Tally the lines that contain the string "Glider" and give the number by itself.

Provided information:
---*---

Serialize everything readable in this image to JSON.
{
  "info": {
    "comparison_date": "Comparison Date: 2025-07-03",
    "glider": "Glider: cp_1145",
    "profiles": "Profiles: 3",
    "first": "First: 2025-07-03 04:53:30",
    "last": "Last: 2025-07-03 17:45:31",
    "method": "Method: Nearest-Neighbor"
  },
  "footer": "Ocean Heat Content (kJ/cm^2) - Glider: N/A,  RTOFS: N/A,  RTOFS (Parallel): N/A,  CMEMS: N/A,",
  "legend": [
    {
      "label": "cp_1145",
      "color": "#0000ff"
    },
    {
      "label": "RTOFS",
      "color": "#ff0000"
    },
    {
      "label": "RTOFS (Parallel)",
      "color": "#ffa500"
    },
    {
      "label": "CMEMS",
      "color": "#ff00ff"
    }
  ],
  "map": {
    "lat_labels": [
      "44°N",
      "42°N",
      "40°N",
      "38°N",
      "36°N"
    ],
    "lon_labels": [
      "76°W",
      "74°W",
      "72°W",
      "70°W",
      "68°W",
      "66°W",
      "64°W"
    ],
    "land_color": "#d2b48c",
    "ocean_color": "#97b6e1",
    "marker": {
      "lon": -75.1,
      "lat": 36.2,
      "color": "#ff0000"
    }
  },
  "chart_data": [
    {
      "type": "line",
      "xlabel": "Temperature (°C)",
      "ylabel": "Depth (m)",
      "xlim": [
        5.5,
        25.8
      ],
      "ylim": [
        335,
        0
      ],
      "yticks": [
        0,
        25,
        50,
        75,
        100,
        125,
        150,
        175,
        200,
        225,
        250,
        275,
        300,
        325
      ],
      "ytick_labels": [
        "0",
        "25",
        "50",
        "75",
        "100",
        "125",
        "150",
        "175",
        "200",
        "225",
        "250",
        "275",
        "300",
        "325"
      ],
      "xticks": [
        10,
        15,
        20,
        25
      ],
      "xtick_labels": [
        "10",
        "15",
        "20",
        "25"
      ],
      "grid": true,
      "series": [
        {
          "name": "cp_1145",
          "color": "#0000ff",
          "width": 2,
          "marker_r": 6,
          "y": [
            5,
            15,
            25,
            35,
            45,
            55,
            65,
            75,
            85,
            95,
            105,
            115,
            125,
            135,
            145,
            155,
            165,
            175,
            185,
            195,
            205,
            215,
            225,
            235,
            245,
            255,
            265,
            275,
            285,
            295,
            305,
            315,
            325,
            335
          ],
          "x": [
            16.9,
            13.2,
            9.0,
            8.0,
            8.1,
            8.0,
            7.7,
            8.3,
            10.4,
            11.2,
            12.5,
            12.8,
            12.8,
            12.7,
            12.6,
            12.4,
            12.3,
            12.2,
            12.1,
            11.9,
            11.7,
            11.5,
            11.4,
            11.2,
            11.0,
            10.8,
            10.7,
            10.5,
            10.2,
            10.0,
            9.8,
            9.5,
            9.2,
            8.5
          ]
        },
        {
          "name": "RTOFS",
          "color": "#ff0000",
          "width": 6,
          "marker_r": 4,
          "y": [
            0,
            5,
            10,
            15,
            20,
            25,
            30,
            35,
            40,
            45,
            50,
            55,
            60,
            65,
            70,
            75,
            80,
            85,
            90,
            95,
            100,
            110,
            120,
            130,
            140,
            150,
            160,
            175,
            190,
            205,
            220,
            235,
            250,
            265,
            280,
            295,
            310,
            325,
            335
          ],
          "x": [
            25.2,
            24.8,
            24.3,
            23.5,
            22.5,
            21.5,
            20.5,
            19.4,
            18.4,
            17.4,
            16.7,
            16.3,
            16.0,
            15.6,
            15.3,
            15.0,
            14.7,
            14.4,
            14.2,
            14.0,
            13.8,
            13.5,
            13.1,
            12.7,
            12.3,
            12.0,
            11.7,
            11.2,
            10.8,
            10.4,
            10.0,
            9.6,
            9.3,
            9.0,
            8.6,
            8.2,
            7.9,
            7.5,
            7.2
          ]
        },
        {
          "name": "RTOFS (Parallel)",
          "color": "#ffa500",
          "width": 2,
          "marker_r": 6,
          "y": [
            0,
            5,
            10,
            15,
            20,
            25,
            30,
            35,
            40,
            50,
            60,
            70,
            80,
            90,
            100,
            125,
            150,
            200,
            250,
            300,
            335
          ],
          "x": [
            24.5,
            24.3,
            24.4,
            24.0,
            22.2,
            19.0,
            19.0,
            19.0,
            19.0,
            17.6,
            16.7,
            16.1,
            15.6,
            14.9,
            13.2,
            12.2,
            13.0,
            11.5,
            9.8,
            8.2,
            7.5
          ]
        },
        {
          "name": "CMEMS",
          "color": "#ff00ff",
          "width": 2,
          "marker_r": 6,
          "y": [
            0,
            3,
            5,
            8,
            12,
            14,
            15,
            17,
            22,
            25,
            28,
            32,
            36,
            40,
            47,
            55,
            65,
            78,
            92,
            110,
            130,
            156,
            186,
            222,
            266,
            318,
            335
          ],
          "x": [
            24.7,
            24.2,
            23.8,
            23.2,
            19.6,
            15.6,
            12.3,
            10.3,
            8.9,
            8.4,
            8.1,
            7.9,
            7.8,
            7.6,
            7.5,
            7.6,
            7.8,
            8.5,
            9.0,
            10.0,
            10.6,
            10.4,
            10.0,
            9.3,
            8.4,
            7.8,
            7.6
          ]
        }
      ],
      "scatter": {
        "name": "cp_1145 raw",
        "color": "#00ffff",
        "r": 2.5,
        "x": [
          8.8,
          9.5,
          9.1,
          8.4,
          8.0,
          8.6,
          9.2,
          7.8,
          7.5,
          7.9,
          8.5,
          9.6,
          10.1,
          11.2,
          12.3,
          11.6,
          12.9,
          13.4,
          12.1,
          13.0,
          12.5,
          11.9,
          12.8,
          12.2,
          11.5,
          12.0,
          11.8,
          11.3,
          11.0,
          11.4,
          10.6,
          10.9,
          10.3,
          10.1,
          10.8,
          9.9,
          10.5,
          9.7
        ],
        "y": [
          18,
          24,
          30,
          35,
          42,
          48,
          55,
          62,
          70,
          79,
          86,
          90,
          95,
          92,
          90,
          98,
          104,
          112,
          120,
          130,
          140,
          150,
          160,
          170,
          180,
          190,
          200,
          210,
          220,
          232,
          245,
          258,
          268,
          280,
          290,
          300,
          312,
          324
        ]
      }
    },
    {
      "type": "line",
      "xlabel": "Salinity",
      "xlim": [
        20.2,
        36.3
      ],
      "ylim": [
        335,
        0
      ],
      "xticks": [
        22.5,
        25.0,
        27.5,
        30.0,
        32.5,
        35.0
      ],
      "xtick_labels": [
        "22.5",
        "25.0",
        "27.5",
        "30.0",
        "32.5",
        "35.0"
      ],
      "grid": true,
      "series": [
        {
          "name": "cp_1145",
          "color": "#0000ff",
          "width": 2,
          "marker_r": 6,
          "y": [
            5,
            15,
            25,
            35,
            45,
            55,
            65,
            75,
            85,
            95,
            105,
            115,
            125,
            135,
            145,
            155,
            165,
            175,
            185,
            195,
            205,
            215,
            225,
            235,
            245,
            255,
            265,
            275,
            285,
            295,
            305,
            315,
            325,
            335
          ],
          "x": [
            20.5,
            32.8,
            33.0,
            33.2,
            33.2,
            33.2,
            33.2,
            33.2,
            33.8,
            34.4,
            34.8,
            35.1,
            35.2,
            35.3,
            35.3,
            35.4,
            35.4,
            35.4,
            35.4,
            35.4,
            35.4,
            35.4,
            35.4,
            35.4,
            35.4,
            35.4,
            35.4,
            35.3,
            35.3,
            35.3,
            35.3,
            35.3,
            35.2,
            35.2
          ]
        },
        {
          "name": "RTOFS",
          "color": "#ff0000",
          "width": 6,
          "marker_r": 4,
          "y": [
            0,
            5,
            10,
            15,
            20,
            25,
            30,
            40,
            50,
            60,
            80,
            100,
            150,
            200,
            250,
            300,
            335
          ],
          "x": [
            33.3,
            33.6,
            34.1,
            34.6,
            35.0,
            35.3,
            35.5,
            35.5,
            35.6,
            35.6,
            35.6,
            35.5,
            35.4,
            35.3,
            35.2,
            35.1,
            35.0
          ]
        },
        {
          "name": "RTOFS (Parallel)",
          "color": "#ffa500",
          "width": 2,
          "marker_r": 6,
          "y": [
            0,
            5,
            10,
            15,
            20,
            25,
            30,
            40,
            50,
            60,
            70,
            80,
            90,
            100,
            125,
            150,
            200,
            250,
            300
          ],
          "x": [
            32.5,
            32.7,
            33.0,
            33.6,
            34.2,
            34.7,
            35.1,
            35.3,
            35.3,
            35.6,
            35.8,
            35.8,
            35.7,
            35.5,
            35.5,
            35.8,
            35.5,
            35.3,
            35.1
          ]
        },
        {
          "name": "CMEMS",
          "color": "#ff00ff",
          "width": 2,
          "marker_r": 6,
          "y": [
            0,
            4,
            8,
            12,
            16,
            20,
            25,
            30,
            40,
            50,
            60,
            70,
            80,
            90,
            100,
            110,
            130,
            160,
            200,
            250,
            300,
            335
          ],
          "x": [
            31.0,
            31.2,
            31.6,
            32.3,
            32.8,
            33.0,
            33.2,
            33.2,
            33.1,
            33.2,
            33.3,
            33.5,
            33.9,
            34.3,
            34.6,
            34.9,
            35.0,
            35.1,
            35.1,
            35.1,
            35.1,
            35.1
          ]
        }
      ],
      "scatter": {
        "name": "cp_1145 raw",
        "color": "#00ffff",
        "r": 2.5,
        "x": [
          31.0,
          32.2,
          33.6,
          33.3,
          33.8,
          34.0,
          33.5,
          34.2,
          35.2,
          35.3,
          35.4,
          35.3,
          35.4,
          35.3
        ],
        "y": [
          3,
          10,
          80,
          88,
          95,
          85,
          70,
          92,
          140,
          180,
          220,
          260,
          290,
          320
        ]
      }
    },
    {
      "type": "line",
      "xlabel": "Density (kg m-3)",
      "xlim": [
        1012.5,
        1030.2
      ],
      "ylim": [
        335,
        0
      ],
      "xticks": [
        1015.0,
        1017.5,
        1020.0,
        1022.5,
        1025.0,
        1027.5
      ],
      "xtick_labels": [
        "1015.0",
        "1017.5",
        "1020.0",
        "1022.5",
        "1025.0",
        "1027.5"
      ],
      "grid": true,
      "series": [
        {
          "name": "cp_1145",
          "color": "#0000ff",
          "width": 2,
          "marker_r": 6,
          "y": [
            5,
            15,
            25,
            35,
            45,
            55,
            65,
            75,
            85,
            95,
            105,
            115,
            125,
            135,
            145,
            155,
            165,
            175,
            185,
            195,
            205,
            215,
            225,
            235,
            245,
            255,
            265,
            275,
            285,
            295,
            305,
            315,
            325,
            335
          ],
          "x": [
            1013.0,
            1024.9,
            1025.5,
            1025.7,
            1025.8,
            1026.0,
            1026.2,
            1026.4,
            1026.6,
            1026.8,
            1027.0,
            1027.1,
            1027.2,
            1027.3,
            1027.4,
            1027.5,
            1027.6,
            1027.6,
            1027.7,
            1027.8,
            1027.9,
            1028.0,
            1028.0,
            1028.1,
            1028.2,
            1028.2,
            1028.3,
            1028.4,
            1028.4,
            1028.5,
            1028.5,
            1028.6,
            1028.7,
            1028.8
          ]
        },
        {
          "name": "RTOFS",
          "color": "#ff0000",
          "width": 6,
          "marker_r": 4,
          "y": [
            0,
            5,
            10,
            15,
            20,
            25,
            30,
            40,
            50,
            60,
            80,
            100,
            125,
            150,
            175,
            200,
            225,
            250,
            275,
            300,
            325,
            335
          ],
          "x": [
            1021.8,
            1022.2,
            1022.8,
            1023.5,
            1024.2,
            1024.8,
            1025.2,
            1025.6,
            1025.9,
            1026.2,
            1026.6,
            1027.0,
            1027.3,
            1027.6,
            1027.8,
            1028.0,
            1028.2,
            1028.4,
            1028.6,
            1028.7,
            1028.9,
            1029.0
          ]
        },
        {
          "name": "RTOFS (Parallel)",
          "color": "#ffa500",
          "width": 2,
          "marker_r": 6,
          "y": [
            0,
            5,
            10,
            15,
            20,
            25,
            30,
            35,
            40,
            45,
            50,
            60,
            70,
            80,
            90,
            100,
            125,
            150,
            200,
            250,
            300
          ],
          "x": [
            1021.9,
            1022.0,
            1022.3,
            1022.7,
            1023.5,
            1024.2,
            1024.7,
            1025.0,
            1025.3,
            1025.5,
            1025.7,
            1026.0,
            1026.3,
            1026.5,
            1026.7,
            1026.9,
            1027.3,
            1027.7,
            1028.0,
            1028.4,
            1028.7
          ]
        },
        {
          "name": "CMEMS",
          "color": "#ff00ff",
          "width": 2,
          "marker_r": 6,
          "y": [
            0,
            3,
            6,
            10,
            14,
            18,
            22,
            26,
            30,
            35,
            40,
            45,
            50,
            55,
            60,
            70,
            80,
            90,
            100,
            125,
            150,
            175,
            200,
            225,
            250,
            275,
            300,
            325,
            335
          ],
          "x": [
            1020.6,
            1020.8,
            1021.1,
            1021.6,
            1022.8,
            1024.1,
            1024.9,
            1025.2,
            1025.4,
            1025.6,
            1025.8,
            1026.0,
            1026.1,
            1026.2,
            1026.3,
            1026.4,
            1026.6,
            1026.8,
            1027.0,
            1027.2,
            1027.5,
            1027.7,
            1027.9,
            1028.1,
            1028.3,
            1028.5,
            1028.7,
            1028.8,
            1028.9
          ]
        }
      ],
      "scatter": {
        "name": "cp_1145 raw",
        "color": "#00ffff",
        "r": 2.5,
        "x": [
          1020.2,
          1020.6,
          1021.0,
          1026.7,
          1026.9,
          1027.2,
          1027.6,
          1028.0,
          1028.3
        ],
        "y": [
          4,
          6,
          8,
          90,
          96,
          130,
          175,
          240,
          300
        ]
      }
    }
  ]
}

---*---

Completed task:
2